▶ 指示 1
『SICKO』についての文章から、「マイケル・ムーアの新作『SI」から「可能なように配置されている。」までをそのまま書き写してください。

▶ 原文
+ + + + + + +

『SICKO』−エイゼンシュテインからマイケル・ムーアまで

マイケル・ムーアの新作『SICKO』を見る。マイケル・ムーアは、映画について、問題意識の構造から、説明的に問題の在り処を構築するものである。この論理的に映像を畳み掛けていく方法は、もはやマイケル・ムーアの御馴染のものとなり定着している。映像によって問題を説明するということが如何なる意味を持つのかについて、マイケルムーア的なスタンスと映画の関係性とは、その都度今までの作品で生成してきた個性的な方法論として色づけられている。ドキュメンタリーで語ると云う事は、ノンフィクションの次元において語ると云う事だが、マイケルムーアの対象としてカメラに捉えられる事象のそれぞれとは、語りにおける意味という流れから、常に切り離されえない。そこでは純粋な物体について説明しうるということは有り得ず、常に語りの意図によって編集された意味性の中で、それぞれの対象や人物が、わかりやすく、他者に了解可能で共有しうるものとして語る事が可能なように配置されている。

+ + + + + + +

▶ 資料
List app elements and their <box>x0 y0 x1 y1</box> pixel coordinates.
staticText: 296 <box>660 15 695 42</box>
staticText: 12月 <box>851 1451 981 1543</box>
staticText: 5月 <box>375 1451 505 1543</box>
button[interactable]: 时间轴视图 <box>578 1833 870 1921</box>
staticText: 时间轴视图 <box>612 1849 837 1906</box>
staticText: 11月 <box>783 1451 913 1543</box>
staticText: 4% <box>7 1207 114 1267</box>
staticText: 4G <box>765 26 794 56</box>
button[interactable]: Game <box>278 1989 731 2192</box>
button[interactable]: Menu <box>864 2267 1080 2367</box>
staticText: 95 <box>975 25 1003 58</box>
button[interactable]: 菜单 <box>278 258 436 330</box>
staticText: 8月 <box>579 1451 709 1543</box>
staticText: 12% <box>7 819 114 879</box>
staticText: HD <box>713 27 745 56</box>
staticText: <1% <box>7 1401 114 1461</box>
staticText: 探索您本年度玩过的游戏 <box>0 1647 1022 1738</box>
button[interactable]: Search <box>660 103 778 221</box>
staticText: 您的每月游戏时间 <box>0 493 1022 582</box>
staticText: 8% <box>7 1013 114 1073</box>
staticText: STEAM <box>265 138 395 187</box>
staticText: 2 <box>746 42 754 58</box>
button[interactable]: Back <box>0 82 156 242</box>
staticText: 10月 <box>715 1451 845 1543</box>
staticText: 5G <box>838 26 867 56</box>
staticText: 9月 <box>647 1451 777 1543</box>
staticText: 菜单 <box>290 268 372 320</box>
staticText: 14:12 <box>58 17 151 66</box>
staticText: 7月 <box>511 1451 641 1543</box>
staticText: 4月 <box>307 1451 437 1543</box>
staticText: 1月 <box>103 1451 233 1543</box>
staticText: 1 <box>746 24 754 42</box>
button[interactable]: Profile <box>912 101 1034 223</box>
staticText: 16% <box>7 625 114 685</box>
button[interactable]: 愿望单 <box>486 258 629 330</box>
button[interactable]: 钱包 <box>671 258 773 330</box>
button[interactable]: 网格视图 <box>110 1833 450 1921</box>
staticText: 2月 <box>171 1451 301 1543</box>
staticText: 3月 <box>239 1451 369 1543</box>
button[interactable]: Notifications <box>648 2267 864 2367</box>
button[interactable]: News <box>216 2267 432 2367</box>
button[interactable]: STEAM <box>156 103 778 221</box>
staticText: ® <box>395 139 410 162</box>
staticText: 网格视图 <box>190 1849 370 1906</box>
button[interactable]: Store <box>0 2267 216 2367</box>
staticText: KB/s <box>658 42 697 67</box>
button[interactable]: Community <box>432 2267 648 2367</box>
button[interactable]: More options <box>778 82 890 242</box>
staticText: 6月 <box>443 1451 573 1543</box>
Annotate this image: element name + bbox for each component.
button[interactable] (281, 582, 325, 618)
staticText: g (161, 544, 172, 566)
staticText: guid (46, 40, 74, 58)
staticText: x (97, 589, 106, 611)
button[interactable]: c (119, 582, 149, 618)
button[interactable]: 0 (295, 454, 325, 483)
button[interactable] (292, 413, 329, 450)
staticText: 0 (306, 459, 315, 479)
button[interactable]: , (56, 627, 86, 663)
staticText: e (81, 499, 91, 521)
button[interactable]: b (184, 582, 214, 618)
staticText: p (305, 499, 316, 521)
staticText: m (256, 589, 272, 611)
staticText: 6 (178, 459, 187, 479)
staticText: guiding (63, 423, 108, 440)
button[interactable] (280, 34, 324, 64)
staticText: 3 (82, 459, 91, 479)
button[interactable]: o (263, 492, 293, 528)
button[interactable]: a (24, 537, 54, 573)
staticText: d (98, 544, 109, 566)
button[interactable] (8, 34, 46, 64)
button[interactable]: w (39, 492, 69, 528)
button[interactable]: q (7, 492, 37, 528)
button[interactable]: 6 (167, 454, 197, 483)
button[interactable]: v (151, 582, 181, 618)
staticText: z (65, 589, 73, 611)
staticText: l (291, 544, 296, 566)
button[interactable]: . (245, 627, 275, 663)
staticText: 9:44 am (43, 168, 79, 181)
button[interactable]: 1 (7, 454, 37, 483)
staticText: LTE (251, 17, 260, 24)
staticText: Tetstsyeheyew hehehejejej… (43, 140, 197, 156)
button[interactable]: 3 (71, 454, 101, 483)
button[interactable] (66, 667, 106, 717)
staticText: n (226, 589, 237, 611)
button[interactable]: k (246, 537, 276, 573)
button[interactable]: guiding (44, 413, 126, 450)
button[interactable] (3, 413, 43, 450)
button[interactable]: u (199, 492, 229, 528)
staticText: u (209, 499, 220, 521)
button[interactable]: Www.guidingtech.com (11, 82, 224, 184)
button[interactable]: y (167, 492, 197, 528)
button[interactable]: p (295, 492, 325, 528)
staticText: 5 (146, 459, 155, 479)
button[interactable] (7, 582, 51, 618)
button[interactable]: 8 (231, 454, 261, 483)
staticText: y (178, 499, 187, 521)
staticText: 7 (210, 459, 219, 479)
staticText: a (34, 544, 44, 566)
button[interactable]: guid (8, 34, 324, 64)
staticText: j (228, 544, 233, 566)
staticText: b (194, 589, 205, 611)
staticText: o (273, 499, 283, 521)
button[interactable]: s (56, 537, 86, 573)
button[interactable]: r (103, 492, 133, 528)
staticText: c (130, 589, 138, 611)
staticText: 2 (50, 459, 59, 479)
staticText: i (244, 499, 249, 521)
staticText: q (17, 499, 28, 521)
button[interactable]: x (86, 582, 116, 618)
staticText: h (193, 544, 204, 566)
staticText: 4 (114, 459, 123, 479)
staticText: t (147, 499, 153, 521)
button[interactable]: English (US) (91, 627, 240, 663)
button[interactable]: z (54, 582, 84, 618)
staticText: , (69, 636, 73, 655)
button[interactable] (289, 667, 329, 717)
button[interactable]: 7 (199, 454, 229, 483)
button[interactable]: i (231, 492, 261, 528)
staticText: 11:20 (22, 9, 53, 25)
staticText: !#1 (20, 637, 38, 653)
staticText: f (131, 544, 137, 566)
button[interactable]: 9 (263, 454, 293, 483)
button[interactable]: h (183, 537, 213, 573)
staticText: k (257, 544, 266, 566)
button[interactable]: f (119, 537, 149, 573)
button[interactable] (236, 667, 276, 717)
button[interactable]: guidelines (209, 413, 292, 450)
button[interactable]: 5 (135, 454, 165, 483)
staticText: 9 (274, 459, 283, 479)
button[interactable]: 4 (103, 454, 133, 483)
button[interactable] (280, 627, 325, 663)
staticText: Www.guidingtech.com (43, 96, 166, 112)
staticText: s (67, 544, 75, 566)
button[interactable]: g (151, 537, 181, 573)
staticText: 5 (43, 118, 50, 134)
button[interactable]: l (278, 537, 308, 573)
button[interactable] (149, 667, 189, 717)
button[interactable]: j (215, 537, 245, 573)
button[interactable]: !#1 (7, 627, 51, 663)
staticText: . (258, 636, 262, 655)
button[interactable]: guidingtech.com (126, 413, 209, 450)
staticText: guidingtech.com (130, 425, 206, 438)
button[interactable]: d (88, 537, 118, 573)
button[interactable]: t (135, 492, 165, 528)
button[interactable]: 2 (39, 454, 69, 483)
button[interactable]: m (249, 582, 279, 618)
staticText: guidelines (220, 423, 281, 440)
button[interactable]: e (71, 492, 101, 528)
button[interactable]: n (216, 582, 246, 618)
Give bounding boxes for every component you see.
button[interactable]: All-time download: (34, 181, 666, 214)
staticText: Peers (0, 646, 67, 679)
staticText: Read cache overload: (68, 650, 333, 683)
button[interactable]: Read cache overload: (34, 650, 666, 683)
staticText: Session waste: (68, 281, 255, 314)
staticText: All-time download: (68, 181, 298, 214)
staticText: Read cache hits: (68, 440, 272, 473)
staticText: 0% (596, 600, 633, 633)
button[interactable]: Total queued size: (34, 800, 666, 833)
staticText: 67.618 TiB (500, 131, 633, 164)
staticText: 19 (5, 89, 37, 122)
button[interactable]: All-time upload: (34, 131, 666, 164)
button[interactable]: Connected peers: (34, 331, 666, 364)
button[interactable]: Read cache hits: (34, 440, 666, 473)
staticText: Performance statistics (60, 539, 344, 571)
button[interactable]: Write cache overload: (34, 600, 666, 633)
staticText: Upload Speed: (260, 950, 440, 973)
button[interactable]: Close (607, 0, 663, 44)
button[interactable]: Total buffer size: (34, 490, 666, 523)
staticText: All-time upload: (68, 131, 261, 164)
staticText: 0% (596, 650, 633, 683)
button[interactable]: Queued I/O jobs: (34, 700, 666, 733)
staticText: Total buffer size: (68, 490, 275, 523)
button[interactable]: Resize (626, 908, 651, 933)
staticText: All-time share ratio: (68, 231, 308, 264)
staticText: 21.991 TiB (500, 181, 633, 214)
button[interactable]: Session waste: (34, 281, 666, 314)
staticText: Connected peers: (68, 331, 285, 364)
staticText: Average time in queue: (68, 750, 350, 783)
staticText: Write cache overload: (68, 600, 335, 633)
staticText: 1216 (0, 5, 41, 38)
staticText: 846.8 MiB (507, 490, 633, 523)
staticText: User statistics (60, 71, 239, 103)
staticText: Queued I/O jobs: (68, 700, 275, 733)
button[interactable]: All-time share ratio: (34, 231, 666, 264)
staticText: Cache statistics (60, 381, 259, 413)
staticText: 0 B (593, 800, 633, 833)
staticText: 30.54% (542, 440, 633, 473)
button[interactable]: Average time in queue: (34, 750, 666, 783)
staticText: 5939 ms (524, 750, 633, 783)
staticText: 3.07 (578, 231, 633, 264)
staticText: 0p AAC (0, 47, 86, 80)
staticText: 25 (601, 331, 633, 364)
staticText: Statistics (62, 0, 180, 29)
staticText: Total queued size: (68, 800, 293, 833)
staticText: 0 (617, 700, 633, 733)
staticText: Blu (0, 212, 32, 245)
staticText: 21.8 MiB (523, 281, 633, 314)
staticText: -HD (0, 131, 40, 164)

+ + + + + + +

▶ 指示 2
記録の最初から「button[interactable]: Back <box>0」を含む行までを、空行を除き、「番号」と「内容」の2列のMarkdown表にしてください。

▶ 回答 1
マイケル・ムーアの新作『SICKO』を見る。マイケル・ムーアは、映画について、問題意識の構造から、説明的に問題の在り処を構築するものである。この論理的に映像を畳み掛けていく方法は、もはやマイケル・ムーアの御馴染のものとなり定着している。映像によって問題を説明するということが如何なる意味を持つのかについて、マイケルムーア的なスタンスと映画の関係性とは、その都度今までの作品で生成してきた個性的な方法論として色づけられている。ドキュメンタリーで語ると云う事は、ノンフィクションの次元において語ると云う事だが、マイケルムーアの対象としてカメラに捉えられる事象のそれぞれとは、語りにおける意味という流れから、常に切り離されえない。そこでは純粋な物体について説明しうるということは有り得ず、常に語りの意図によって編集された意味性の中で、それぞれの対象や人物が、わかりやすく、他者に了解可能で共有しうるものとして語る事が可能なように配置されている。

▶ 回答 2
| 番号 | 内容 |
|---|---|
| 1 | List app elements and their <box>x0 y0 x1 y1</box> pixel coordinates. |
| 2 | staticText: 296 <box>660 15 695 42</box> |
| 3 | staticText: 12月 <box>851 1451 981 1543</box> |
| 4 | staticText: 5月 <box>375 1451 505 1543</box> |
| 5 | button[interactable]: 时间轴视图 <box>578 1833 870 1921</box> |
| 6 | staticText: 时间轴视图 <box>612 1849 837 1906</box> |
| 7 | staticText: 11月 <box>783 1451 913 1543</box> |
| 8 | staticText: 4% <box>7 1207 114 1267</box> |
| 9 | staticText: 4G <box>765 26 794 56</box> |
| 10 | button[interactable]: Game <box>278 1989 731 2192</box> |
| 11 | button[interactable]: Menu <box>864 2267 1080 2367</box> |
| 12 | staticText: 95 <box>975 25 1003 58</box> |
| 13 | button[interactable]: 菜单 <box>278 258 436 330</box> |
| 14 | staticText: 8月 <box>579 1451 709 1543</box> |
| 15 | staticText: 12% <box>7 819 114 879</box> |
| 16 | staticText: HD <box>713 27 745 56</box> |
| 17 | staticText: <1% <box>7 1401 114 1461</box> |
| 18 | staticText: 探索您本年度玩过的游戏 <box>0 1647 1022 1738</box> |
| 19 | button[interactable]: Search <box>660 103 778 221</box> |
| 20 | staticText: 您的每月游戏时间 <box>0 493 1022 582</box> |
| 21 | staticText: 8% <box>7 1013 114 1073</box> |
| 22 | staticText: STEAM <box>265 138 395 187</box> |
| 23 | staticText: 2 <box>746 42 754 58</box> |
| 24 | button[interactable]: Back <box>0 82 156 242</box> |